▶ **EXERCISE DETAILS**
Return each entry exactly, with none missing.

▶ **PROVIDED RECORDS**
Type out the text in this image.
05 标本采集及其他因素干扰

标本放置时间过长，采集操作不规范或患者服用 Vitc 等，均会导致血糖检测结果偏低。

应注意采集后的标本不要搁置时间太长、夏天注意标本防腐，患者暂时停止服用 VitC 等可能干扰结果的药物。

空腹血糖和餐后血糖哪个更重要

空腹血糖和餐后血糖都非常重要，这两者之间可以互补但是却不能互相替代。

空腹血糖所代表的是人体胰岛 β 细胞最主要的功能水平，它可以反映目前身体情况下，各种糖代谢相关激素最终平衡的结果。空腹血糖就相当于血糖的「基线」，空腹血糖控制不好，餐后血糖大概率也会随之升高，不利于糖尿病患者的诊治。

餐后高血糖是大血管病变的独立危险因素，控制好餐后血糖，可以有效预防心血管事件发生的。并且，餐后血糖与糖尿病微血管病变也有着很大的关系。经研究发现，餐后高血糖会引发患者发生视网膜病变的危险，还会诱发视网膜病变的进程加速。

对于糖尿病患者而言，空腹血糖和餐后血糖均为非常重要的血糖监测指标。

▶ **RESULT OF THIS EXERCISE**
Type out the text in this image.
05 标本采集及其他因素干扰

标本放置时间过长，采集操作不规范或患者服用 Vitc 等，均会导致血糖检测结果偏低。

应注意采集后的标本不要搁置时间太长、夏天注意标本防腐，患者暂时停止服用 VitC 等可能干扰结果的药物。

空腹血糖和餐后血糖哪个更重要

空腹血糖和餐后血糖都非常重要，这两者之间可以互补但是却不能互相替代。

空腹血糖所代表的是人体胰岛 β 细胞最主要的功能水平，它可以反映目前身体情况下，各种糖代谢相关激素最终平衡的结果。空腹血糖就相当于血糖的「基线」，空腹血糖控制不好，餐后血糖大概率也会随之升高，不利于糖尿病患者的诊治。

餐后高血糖是大血管病变的独立危险因素，控制好餐后血糖，可以有效预防心血管事件发生的。并且，餐后血糖与糖尿病微血管病变也有着很大的关系。经研究发现，餐后高血糖会引发患者发生视网膜病变的危险，还会诱发视网膜病变的进程加速。

对于糖尿病患者而言，空腹血糖和餐后血糖均为非常重要的血糖监测指标。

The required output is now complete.